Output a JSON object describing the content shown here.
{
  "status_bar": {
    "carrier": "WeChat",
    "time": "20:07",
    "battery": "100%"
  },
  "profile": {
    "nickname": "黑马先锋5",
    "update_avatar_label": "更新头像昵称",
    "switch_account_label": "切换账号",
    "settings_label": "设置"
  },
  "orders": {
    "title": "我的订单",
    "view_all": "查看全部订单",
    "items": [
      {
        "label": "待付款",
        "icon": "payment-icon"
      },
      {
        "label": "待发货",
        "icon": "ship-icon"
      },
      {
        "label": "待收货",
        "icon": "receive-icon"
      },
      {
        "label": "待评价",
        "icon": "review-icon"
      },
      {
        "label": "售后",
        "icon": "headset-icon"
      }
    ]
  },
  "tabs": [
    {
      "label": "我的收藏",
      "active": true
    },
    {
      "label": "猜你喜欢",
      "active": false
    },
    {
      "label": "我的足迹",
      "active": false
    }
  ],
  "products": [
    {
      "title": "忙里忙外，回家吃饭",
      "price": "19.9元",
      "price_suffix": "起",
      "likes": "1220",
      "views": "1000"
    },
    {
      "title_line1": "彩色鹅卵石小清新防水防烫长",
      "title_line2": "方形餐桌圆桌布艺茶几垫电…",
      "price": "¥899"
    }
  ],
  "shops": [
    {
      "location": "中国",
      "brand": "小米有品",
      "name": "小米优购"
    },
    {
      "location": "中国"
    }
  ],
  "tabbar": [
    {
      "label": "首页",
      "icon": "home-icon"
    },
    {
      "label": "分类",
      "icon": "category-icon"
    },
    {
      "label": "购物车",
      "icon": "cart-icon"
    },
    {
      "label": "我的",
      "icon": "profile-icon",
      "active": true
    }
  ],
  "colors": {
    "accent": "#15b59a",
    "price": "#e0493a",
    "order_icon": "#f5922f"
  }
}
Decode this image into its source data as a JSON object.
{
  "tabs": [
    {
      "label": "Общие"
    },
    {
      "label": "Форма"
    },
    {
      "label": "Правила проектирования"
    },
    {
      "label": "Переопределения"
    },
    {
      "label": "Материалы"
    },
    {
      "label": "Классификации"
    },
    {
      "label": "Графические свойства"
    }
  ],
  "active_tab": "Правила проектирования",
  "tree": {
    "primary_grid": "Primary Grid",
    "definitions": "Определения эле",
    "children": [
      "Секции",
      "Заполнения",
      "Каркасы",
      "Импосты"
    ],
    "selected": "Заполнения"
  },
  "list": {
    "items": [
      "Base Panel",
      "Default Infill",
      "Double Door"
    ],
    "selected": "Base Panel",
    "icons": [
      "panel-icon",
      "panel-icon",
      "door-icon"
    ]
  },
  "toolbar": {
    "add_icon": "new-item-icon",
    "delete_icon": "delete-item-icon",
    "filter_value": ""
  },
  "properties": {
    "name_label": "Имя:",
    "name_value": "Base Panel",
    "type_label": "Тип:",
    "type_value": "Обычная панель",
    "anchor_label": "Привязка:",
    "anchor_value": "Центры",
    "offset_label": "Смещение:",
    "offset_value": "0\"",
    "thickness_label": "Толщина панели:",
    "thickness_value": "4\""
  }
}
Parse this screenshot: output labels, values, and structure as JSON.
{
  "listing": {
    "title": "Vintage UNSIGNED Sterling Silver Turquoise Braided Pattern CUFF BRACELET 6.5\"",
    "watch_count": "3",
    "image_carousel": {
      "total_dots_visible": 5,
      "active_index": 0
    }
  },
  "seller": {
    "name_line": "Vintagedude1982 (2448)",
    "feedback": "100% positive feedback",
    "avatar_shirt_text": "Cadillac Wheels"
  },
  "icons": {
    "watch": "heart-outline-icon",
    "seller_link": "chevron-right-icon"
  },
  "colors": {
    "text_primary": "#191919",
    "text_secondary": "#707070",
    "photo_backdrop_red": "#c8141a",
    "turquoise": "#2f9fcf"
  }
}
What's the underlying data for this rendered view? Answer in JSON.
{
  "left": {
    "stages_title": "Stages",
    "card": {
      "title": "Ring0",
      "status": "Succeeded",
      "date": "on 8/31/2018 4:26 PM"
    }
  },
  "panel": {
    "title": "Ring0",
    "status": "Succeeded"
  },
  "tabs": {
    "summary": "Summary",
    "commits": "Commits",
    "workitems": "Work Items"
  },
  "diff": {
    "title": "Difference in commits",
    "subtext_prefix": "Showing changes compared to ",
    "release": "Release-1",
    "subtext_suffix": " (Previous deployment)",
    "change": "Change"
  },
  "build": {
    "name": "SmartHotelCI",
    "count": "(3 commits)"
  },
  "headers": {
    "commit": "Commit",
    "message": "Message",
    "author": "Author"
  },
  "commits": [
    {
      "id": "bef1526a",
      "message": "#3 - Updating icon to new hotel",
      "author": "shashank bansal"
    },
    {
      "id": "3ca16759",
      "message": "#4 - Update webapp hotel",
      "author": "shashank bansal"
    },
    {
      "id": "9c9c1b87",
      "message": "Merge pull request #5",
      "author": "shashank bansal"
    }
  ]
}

## EXERCISE DETAILS
All entries shown above should be printed again exactly.

## RESPONSE TO THIS TASK
Output a JSON object describing the content shown here.
{
  "status_bar": {
    "carrier": "WeChat",
    "time": "20:07",
    "battery": "100%"
  },
  "profile": {
    "nickname": "黑马先锋5",
    "update_avatar_label": "更新头像昵称",
    "switch_account_label": "切换账号",
    "settings_label": "设置"
  },
  "orders": {
    "title": "我的订单",
    "view_all": "查看全部订单",
    "items": [
      {
        "label": "待付款",
        "icon": "payment-icon"
      },
      {
        "label": "待发货",
        "icon": "ship-icon"
      },
      {
        "label": "待收货",
        "icon": "receive-icon"
      },
      {
        "label": "待评价",
        "icon": "review-icon"
      },
      {
        "label": "售后",
        "icon": "headset-icon"
      }
    ]
  },
  "tabs": [
    {
      "label": "我的收藏",
      "active": true
    },
    {
      "label": "猜你喜欢",
      "active": false
    },
    {
      "label": "我的足迹",
      "active": false
    }
  ],
  "products": [
    {
      "title": "忙里忙外，回家吃饭",
      "price": "19.9元",
      "price_suffix": "起",
      "likes": "1220",
      "views": "1000"
    },
    {
      "title_line1": "彩色鹅卵石小清新防水防烫长",
      "title_line2": "方形餐桌圆桌布艺茶几垫电…",
      "price": "¥899"
    }
  ],
  "shops": [
    {
      "location": "中国",
      "brand": "小米有品",
      "name": "小米优购"
    },
    {
      "location": "中国"
    }
  ],
  "tabbar": [
    {
      "label": "首页",
      "icon": "home-icon"
    },
    {
      "label": "分类",
      "icon": "category-icon"
    },
    {
      "label": "购物车",
      "icon": "cart-icon"
    },
    {
      "label": "我的",
      "icon": "profile-icon",
      "active": true
    }
  ],
  "colors": {
    "accent": "#15b59a",
    "price": "#e0493a",
    "order_icon": "#f5922f"
  }
}
Decode this image into its source data as a JSON object.
{
  "tabs": [
    {
      "label": "Общие"
    },
    {
      "label": "Форма"
    },
    {
      "label": "Правила проектирования"
    },
    {
      "label": "Переопределения"
    },
    {
      "label": "Материалы"
    },
    {
      "label": "Классификации"
    },
    {
      "label": "Графические свойства"
    }
  ],
  "active_tab": "Правила проектирования",
  "tree": {
    "primary_grid": "Primary Grid",
    "definitions": "Определения эле",
    "children": [
      "Секции",
      "Заполнения",
      "Каркасы",
      "Импосты"
    ],
    "selected": "Заполнения"
  },
  "list": {
    "items": [
      "Base Panel",
      "Default Infill",
      "Double Door"
    ],
    "selected": "Base Panel",
    "icons": [
      "panel-icon",
      "panel-icon",
      "door-icon"
    ]
  },
  "toolbar": {
    "add_icon": "new-item-icon",
    "delete_icon": "delete-item-icon",
    "filter_value": ""
  },
  "properties": {
    "name_label": "Имя:",
    "name_value": "Base Panel",
    "type_label": "Тип:",
    "type_value": "Обычная панель",
    "anchor_label": "Привязка:",
    "anchor_value": "Центры",
    "offset_label": "Смещение:",
    "offset_value": "0\"",
    "thickness_label": "Толщина панели:",
    "thickness_value": "4\""
  }
}
Parse this screenshot: output labels, values, and structure as JSON.
{
  "listing": {
    "title": "Vintage UNSIGNED Sterling Silver Turquoise Braided Pattern CUFF BRACELET 6.5\"",
    "watch_count": "3",
    "image_carousel": {
      "total_dots_visible": 5,
      "active_index": 0
    }
  },
  "seller": {
    "name_line": "Vintagedude1982 (2448)",
    "feedback": "100% positive feedback",
    "avatar_shirt_text": "Cadillac Wheels"
  },
  "icons": {
    "watch": "heart-outline-icon",
    "seller_link": "chevron-right-icon"
  },
  "colors": {
    "text_primary": "#191919",
    "text_secondary": "#707070",
    "photo_backdrop_red": "#c8141a",
    "turquoise": "#2f9fcf"
  }
}
What's the underlying data for this rendered view? Answer in JSON.
{
  "left": {
    "stages_title": "Stages",
    "card": {
      "title": "Ring0",
      "status": "Succeeded",
      "date": "on 8/31/2018 4:26 PM"
    }
  },
  "panel": {
    "title": "Ring0",
    "status": "Succeeded"
  },
  "tabs": {
    "summary": "Summary",
    "commits": "Commits",
    "workitems": "Work Items"
  },
  "diff": {
    "title": "Difference in commits",
    "subtext_prefix": "Showing changes compared to ",
    "release": "Release-1",
    "subtext_suffix": " (Previous deployment)",
    "change": "Change"
  },
  "build": {
    "name": "SmartHotelCI",
    "count": "(3 commits)"
  },
  "headers": {
    "commit": "Commit",
    "message": "Message",
    "author": "Author"
  },
  "commits": [
    {
      "id": "bef1526a",
      "message": "#3 - Updating icon to new hotel",
      "author": "shashank bansal"
    },
    {
      "id": "3ca16759",
      "message": "#4 - Update webapp hotel",
      "author": "shashank bansal"
    },
    {
      "id": "9c9c1b87",
      "message": "Merge pull request #5",
      "author": "shashank bansal"
    }
  ]
}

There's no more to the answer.